## WHAT YOU ARE ASKED TO DO:
Tally the lines below that contain "base". The number is the whole answer.
-*-
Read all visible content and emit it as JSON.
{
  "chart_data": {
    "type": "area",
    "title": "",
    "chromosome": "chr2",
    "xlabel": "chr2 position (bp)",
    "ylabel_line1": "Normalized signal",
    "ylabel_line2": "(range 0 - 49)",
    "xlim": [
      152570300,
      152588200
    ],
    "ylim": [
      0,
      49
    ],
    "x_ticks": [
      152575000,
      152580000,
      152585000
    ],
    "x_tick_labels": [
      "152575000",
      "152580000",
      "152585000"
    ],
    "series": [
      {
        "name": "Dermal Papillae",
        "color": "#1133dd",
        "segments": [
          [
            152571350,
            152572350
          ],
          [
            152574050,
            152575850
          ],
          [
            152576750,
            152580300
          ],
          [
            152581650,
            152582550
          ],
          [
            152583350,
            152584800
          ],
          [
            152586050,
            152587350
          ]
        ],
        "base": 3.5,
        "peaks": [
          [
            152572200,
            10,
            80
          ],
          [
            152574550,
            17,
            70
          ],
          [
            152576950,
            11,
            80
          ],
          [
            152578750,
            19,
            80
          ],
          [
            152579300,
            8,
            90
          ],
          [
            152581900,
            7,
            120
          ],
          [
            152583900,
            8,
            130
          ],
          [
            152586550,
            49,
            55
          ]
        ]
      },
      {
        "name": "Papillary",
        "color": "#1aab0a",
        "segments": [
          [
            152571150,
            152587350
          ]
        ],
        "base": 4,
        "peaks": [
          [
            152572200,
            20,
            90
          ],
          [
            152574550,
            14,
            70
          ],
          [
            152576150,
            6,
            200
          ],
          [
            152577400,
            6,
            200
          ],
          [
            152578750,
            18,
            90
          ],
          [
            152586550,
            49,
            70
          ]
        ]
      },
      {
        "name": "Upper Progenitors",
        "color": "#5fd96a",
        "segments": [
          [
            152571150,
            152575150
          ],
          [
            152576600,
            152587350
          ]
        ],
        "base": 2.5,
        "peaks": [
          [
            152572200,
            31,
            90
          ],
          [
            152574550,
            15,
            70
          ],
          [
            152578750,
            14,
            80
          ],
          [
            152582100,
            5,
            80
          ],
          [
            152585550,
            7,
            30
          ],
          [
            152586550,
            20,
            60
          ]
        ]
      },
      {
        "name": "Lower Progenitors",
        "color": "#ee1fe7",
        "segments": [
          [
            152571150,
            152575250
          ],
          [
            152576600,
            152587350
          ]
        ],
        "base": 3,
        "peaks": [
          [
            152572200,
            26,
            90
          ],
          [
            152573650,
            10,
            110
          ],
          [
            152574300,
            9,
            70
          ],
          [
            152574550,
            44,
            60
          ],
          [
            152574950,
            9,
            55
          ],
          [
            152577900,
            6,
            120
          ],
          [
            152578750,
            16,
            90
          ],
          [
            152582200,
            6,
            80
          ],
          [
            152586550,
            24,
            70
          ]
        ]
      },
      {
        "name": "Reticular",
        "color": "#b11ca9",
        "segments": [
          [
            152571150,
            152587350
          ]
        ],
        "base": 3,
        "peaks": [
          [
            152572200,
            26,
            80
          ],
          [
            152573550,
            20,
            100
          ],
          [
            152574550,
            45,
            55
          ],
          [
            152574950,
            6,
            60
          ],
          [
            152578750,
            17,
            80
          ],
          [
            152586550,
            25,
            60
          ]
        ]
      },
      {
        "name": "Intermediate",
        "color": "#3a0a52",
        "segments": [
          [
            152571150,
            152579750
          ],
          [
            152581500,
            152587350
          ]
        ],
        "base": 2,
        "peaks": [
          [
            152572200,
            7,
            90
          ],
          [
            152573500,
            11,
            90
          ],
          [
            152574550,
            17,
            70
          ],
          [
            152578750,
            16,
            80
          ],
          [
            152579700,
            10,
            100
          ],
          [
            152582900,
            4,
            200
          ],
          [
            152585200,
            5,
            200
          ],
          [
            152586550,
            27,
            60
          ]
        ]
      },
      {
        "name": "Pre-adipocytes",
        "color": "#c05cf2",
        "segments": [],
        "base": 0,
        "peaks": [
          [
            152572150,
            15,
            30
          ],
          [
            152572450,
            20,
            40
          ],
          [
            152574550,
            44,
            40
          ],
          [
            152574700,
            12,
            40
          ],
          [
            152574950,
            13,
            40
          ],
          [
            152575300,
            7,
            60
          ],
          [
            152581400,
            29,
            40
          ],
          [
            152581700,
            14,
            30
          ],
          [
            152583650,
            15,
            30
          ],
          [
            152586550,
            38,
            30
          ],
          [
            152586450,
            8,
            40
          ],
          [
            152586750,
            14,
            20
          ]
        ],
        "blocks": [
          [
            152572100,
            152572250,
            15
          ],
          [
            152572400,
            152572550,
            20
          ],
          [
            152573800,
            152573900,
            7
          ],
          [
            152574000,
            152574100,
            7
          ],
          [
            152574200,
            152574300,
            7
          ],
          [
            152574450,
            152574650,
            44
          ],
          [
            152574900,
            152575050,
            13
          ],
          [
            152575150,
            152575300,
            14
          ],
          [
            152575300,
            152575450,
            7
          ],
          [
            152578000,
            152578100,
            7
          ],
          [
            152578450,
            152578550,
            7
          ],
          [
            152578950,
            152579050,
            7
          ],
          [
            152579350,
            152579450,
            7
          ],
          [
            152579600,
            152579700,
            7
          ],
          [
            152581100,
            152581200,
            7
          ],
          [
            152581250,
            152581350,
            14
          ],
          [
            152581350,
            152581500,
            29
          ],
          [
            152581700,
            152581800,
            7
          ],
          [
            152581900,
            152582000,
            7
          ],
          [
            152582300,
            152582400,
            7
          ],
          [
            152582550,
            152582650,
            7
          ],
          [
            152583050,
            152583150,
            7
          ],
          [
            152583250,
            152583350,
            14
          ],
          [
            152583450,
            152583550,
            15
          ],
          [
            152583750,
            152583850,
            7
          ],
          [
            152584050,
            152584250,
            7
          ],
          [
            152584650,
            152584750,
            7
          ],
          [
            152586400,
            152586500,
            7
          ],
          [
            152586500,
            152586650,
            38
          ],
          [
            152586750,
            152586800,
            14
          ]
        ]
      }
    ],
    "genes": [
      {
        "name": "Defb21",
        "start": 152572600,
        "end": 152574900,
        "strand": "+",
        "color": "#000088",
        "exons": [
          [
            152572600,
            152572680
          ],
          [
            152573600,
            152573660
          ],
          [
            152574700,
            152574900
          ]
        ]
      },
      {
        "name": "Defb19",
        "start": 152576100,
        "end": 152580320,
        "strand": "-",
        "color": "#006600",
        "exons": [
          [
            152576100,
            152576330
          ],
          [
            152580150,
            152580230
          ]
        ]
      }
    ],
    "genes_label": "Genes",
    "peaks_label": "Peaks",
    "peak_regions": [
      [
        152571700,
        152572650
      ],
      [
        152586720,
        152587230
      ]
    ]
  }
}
-*-
## REPLY:
7